## Exercise goal:
Where a line contains the word "JSON", copy that line in full.

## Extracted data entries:
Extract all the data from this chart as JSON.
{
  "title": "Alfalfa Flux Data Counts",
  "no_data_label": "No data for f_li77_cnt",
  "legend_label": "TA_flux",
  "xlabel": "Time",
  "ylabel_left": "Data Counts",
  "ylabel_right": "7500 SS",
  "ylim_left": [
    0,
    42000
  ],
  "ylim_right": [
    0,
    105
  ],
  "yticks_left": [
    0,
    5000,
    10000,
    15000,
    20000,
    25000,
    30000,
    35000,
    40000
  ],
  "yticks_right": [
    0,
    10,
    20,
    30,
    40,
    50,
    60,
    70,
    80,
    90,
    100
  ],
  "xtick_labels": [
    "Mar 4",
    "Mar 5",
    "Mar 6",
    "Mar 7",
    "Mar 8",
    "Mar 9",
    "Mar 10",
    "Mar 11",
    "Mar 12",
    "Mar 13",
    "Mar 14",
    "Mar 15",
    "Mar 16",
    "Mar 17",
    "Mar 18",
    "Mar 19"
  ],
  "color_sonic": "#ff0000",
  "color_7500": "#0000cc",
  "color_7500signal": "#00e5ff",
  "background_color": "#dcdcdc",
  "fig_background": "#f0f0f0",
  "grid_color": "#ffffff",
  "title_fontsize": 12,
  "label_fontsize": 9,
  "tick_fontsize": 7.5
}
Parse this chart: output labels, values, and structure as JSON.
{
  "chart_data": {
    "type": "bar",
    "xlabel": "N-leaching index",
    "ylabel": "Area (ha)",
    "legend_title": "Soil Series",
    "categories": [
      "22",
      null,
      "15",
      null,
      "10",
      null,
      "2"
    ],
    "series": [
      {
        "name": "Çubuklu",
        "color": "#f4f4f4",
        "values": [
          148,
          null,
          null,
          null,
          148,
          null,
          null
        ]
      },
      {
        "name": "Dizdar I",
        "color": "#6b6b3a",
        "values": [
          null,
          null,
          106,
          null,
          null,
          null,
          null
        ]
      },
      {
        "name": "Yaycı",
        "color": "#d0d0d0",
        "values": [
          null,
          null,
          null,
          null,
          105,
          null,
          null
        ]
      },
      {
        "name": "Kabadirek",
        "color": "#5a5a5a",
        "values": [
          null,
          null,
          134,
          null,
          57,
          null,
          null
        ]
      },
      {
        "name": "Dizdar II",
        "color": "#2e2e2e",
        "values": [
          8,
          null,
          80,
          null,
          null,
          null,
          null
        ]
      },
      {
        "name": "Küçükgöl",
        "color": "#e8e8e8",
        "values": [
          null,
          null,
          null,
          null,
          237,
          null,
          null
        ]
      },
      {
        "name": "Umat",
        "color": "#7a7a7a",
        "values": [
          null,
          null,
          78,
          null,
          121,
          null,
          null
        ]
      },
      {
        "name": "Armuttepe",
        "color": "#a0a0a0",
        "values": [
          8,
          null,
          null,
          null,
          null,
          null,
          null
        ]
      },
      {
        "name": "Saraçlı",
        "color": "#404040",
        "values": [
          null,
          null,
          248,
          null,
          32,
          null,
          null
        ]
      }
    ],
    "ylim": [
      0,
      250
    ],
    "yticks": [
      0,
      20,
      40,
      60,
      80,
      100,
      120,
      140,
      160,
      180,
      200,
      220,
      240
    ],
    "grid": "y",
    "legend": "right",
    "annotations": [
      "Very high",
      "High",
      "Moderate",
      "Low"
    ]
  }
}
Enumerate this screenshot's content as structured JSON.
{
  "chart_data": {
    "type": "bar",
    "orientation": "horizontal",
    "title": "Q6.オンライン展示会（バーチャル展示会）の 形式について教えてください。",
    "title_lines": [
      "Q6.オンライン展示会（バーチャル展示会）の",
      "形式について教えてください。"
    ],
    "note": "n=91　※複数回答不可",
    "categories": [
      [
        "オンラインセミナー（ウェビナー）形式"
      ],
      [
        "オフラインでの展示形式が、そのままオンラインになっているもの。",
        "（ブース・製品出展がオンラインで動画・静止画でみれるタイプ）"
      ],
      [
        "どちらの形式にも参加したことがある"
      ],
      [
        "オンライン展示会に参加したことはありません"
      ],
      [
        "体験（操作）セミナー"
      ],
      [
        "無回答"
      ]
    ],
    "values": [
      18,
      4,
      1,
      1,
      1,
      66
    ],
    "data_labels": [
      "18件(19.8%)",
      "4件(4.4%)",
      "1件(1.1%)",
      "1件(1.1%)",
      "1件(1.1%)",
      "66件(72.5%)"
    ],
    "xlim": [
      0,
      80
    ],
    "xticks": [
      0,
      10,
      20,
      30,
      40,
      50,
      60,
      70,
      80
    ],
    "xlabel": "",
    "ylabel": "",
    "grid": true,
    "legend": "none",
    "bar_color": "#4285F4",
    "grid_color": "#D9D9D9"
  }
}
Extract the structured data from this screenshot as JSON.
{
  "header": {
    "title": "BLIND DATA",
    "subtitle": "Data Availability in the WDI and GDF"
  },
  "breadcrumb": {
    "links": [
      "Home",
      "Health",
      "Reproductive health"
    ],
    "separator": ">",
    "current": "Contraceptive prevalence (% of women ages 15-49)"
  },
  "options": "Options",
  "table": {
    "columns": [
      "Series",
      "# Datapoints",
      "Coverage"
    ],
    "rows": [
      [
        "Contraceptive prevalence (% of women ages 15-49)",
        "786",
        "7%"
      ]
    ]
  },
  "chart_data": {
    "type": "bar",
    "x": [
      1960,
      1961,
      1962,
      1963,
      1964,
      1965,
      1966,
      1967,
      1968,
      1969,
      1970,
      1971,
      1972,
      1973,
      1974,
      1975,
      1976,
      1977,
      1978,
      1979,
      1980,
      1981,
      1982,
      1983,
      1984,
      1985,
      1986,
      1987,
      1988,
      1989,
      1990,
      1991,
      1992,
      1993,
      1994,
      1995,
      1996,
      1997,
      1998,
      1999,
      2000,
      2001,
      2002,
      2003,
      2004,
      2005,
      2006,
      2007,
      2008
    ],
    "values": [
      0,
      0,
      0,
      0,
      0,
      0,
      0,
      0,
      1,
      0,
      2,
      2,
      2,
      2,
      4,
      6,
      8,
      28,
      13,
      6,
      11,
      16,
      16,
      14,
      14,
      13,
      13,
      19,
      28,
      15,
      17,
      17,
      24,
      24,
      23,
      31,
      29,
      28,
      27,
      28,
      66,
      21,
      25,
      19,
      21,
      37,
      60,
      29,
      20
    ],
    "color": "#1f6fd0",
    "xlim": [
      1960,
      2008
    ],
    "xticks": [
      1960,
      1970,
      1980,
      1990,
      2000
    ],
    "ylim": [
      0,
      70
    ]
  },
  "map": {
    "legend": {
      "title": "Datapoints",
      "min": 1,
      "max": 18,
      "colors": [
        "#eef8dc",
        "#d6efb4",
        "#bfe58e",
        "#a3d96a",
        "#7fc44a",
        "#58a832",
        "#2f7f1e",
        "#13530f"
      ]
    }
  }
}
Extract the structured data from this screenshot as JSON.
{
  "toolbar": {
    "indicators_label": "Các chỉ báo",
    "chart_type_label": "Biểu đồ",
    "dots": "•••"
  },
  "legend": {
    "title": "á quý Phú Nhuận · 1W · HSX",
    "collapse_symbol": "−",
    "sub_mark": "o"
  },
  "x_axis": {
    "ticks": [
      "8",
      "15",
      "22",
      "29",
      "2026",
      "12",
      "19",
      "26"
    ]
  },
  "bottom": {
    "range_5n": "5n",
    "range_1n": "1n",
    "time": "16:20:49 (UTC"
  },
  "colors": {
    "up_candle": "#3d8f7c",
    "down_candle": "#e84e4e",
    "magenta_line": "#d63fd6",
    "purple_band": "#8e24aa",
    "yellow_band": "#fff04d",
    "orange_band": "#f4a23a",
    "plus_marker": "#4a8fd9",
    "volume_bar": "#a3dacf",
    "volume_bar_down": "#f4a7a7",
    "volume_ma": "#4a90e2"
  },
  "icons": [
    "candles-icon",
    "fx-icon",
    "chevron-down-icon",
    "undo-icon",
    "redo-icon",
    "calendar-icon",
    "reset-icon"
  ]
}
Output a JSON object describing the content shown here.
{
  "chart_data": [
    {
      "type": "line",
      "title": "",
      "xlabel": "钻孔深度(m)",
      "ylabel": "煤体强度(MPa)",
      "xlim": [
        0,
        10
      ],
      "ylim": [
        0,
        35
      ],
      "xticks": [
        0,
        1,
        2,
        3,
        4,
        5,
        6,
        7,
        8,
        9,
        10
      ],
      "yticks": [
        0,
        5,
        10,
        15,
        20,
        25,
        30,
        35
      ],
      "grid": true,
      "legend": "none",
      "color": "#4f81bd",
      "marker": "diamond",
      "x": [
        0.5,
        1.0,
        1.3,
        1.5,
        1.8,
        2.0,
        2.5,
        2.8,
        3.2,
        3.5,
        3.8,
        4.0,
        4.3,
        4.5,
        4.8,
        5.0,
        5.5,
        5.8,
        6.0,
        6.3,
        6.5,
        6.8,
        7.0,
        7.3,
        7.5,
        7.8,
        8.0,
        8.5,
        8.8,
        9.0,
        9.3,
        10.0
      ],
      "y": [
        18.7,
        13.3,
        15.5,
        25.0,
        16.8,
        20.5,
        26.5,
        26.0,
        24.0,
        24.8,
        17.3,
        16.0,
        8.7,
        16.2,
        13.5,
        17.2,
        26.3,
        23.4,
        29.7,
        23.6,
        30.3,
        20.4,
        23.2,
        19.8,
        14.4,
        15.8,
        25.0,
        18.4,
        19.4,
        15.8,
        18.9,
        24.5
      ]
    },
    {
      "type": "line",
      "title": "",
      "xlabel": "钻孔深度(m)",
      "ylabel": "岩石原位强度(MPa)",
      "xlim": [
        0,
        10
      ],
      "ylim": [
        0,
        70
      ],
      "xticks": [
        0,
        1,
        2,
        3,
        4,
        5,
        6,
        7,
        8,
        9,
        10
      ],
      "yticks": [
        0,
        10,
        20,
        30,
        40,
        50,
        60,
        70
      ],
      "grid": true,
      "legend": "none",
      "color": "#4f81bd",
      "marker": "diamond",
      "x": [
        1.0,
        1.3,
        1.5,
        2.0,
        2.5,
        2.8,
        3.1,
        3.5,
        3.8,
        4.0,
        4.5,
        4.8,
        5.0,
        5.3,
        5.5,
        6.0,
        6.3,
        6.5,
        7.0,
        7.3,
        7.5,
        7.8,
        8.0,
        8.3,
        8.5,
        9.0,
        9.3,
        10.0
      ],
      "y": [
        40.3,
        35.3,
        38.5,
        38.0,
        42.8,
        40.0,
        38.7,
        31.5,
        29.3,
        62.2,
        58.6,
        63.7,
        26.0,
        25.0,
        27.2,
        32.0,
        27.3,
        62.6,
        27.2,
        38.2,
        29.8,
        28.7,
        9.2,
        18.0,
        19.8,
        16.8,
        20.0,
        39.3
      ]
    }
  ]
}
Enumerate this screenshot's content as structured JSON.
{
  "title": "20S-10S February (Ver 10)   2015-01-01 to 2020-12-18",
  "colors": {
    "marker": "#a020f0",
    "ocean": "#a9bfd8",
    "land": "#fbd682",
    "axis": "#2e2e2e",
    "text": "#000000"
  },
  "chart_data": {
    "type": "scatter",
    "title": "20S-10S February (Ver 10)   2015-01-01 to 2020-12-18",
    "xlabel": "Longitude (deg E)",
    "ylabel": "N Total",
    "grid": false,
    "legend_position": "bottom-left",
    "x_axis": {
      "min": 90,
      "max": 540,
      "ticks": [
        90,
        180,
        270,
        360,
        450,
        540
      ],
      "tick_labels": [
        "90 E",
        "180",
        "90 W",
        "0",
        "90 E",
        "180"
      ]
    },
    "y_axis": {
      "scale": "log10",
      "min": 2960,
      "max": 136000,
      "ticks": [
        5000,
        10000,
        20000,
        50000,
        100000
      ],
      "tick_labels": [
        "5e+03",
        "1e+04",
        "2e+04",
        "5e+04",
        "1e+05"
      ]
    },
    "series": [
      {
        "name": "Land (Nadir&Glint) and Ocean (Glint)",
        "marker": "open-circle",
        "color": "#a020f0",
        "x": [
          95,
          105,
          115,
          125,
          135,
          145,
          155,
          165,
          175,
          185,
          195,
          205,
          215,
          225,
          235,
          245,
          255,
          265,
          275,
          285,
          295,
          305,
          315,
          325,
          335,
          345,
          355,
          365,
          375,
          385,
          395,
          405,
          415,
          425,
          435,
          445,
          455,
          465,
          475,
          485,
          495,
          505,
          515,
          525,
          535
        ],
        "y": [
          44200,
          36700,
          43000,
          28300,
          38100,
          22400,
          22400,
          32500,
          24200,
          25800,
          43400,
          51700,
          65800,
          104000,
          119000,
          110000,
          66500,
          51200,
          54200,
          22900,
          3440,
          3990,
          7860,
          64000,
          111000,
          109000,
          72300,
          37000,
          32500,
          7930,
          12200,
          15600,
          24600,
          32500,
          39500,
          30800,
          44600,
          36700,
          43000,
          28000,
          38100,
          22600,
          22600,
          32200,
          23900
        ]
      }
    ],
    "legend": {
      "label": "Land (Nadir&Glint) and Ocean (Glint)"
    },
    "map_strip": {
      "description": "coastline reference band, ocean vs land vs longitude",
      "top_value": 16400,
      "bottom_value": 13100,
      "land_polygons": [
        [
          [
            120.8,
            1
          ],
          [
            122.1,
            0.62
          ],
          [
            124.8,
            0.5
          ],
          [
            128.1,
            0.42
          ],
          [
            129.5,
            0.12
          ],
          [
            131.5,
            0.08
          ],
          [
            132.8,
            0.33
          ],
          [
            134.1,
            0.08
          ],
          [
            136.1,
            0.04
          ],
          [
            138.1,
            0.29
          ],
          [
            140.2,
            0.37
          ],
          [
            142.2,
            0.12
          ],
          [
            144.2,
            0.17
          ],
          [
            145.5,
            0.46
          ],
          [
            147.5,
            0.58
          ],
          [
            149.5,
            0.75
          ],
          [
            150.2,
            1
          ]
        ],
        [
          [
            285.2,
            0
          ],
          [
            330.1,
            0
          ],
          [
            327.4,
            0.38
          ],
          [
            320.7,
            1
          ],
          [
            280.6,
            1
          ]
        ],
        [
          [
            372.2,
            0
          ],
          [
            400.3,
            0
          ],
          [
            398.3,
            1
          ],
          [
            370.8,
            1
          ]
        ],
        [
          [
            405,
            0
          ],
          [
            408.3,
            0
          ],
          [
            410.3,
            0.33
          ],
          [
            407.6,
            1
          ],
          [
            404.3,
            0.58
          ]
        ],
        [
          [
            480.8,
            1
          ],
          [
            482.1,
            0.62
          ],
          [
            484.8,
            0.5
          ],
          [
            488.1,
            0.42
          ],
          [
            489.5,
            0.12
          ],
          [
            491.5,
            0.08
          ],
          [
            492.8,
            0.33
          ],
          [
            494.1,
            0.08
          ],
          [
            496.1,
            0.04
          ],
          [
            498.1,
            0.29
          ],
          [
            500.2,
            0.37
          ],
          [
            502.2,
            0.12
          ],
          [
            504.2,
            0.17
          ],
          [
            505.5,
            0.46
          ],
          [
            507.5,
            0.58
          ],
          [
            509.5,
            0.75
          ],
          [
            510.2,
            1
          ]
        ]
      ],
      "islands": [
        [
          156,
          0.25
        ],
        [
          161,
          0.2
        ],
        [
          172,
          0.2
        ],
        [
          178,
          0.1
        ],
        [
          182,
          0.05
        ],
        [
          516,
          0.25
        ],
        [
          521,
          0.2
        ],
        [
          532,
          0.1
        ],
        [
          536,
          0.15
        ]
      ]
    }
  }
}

## Solution for this problem:
Extract all the data from this chart as JSON.
Parse this chart: output labels, values, and structure as JSON.
Enumerate this screenshot's content as structured JSON.
Extract the structured data from this screenshot as JSON.
Extract the structured data from this screenshot as JSON.
Output a JSON object describing the content shown here.
Enumerate this screenshot's content as structured JSON.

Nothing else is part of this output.